Data listing:
- - - - - - -

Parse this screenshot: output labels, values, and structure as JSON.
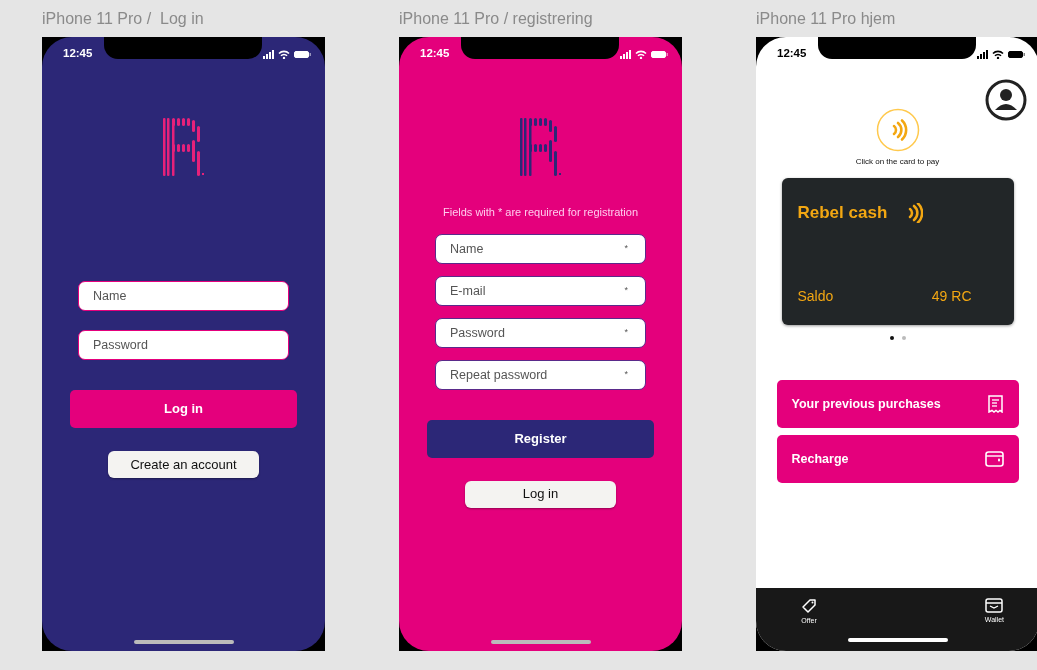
{
  "frames": [
    {
      "kind": "login",
      "title": "iPhone 11 Pro /  Log in",
      "time": "12:45",
      "fields": [
        {
          "placeholder": "Name"
        },
        {
          "placeholder": "Password"
        }
      ],
      "primary_button": "Log in",
      "secondary_button": "Create an account"
    },
    {
      "kind": "register",
      "title": "iPhone 11 Pro / registrering",
      "time": "12:45",
      "note": "Fields with * are required for registration",
      "fields": [
        {
          "placeholder": "Name",
          "marker": "*"
        },
        {
          "placeholder": "E-mail",
          "marker": "*"
        },
        {
          "placeholder": "Password",
          "marker": "*"
        },
        {
          "placeholder": "Repeat password",
          "marker": "*"
        }
      ],
      "primary_button": "Register",
      "secondary_button": "Log in"
    },
    {
      "kind": "home",
      "title": "iPhone 11 Pro hjem",
      "time": "12:45",
      "pay_hint": "Click on the card to pay",
      "card": {
        "title": "Rebel cash",
        "label": "Saldo",
        "value": "49 RC"
      },
      "pager": [
        {
          "selected": true
        },
        {
          "selected": false
        }
      ],
      "actions": [
        {
          "label": "Your previous purchases",
          "kind": "receipt"
        },
        {
          "label": "Recharge",
          "kind": "wallet"
        }
      ],
      "tabs": [
        {
          "label": "Offer",
          "kind": "tag"
        },
        {
          "label": "Wallet",
          "kind": "wallet"
        }
      ]
    }
  ]
}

- - - - - - -

Set exercise: Write out the material above again, word for word, minus its pictures.

Exercise result:
Parse this screenshot: output labels, values, and structure as JSON.
{
  "frames": [
    {
      "kind": "login",
      "title": "iPhone 11 Pro /  Log in",
      "time": "12:45",
      "fields": [
        {
          "placeholder": "Name"
        },
        {
          "placeholder": "Password"
        }
      ],
      "primary_button": "Log in",
      "secondary_button": "Create an account"
    },
    {
      "kind": "register",
      "title": "iPhone 11 Pro / registrering",
      "time": "12:45",
      "note": "Fields with * are required for registration",
      "fields": [
        {
          "placeholder": "Name",
          "marker": "*"
        },
        {
          "placeholder": "E-mail",
          "marker": "*"
        },
        {
          "placeholder": "Password",
          "marker": "*"
        },
        {
          "placeholder": "Repeat password",
          "marker": "*"
        }
      ],
      "primary_button": "Register",
      "secondary_button": "Log in"
    },
    {
      "kind": "home",
      "title": "iPhone 11 Pro hjem",
      "time": "12:45",
      "pay_hint": "Click on the card to pay",
      "card": {
        "title": "Rebel cash",
        "label": "Saldo",
        "value": "49 RC"
      },
      "pager": [
        {
          "selected": true
        },
        {
          "selected": false
        }
      ],
      "actions": [
        {
          "label": "Your previous purchases",
          "kind": "receipt"
        },
        {
          "label": "Recharge",
          "kind": "wallet"
        }
      ],
      "tabs": [
        {
          "label": "Offer",
          "kind": "tag"
        },
        {
          "label": "Wallet",
          "kind": "wallet"
        }
      ]
    }
  ]
}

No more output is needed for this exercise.